■ **Exercise aim**
Go through the listing below and list every line with "number".

** START Provided entries **

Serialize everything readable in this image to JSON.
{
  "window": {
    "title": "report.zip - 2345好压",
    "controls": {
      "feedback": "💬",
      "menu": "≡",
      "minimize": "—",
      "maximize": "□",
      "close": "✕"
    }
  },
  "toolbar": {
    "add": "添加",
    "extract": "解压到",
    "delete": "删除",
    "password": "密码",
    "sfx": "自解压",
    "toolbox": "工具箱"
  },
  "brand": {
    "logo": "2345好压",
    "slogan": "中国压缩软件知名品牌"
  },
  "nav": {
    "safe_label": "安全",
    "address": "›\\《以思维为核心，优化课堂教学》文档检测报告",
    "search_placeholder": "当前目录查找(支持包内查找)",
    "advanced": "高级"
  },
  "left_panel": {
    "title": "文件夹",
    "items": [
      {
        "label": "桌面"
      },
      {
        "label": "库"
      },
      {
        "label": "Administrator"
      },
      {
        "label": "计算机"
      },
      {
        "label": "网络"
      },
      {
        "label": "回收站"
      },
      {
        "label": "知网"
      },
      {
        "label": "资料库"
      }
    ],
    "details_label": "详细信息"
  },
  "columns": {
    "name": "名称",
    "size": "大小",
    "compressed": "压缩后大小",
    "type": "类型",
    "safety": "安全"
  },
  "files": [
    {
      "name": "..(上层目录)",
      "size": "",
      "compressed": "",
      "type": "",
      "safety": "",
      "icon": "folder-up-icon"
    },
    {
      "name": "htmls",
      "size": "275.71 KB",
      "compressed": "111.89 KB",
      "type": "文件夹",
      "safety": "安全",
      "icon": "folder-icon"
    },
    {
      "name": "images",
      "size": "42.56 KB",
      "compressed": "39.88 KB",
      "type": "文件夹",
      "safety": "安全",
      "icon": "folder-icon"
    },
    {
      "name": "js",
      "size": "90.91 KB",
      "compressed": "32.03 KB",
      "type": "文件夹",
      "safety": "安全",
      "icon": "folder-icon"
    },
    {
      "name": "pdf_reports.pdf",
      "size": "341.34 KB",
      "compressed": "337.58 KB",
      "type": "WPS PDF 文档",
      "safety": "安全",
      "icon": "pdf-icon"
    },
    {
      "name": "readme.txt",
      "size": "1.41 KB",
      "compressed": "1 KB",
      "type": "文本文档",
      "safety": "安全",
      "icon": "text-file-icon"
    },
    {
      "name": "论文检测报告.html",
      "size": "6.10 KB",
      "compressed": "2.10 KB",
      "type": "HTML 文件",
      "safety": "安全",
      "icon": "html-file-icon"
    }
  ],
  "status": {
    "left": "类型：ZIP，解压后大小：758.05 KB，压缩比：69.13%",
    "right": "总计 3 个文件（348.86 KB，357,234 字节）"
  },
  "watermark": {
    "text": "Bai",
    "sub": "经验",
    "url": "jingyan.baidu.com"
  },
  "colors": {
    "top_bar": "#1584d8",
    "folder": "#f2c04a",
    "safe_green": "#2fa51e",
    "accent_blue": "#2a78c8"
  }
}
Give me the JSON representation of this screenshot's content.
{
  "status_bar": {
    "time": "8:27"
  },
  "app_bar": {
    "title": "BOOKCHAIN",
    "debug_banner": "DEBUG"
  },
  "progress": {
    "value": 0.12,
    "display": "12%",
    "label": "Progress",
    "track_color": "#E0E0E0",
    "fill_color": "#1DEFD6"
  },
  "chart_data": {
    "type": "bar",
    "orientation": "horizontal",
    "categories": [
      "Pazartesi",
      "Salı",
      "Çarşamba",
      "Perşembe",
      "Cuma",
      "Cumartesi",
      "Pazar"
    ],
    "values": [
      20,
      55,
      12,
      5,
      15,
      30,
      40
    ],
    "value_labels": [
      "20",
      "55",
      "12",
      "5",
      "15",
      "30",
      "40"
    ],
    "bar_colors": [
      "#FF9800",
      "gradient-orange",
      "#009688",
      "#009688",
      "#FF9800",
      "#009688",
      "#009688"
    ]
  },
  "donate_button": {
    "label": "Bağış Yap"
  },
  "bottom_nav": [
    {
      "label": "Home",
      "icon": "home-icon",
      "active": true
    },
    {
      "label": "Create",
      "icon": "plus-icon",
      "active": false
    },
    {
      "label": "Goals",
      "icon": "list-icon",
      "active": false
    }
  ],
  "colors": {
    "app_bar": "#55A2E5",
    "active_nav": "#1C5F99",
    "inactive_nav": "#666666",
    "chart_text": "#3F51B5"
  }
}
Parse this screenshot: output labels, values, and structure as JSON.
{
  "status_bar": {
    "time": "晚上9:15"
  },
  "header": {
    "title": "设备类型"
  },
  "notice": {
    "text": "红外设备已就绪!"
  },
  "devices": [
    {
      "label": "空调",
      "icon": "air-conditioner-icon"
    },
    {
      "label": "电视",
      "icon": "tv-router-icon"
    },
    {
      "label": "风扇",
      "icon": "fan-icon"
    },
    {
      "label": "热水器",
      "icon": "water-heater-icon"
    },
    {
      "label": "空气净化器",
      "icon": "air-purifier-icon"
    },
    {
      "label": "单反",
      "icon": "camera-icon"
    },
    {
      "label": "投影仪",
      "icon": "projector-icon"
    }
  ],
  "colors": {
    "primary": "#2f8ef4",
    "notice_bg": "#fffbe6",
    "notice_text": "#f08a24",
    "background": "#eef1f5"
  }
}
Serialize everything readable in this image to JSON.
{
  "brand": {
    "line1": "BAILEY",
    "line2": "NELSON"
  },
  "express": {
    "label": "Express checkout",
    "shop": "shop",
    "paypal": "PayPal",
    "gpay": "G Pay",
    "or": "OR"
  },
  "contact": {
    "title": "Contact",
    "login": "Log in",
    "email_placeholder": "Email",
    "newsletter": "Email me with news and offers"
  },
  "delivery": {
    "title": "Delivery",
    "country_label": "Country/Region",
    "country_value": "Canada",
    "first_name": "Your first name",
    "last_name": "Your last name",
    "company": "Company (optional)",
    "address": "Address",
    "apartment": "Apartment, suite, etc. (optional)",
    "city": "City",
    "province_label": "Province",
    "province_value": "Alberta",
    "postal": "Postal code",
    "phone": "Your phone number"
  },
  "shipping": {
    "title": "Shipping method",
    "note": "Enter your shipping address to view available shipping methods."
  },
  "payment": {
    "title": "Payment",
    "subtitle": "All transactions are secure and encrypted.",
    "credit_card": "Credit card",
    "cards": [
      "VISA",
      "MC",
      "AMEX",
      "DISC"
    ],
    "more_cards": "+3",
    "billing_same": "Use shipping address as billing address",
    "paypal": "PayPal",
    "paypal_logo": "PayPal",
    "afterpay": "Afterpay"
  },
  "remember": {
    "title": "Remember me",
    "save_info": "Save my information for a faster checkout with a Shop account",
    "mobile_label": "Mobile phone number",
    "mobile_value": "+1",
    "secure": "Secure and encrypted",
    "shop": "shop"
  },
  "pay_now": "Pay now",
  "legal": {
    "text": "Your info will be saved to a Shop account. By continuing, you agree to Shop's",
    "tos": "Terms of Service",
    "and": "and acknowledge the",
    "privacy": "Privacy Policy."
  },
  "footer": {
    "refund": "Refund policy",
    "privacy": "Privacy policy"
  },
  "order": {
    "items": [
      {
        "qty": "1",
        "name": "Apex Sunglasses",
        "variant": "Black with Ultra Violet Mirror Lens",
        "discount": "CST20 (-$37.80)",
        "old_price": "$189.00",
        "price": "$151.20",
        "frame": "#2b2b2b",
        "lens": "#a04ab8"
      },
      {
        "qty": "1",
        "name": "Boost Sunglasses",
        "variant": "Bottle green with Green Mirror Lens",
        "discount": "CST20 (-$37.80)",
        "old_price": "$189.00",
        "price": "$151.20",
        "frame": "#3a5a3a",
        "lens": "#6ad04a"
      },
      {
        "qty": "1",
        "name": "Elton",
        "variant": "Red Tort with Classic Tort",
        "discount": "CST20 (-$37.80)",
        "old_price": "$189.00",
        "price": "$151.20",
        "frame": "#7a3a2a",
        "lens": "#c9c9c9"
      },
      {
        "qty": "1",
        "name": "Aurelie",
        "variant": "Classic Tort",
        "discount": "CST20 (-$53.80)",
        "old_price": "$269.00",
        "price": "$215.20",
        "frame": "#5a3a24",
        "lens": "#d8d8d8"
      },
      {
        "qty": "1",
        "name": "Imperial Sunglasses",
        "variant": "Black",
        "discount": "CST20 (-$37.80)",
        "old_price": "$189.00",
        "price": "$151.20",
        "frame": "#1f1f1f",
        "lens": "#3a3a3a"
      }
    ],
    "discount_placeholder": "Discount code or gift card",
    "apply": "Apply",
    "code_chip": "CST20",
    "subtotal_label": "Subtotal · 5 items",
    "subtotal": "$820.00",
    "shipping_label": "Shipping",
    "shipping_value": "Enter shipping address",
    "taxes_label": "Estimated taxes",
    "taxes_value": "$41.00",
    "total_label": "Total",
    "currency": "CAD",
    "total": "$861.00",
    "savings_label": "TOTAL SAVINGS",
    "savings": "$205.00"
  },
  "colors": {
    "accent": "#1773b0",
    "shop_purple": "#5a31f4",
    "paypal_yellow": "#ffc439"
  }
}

** END Provided entries **

■ **The completed task**
    "phone": "Your phone number"
    "mobile_label": "Mobile phone number",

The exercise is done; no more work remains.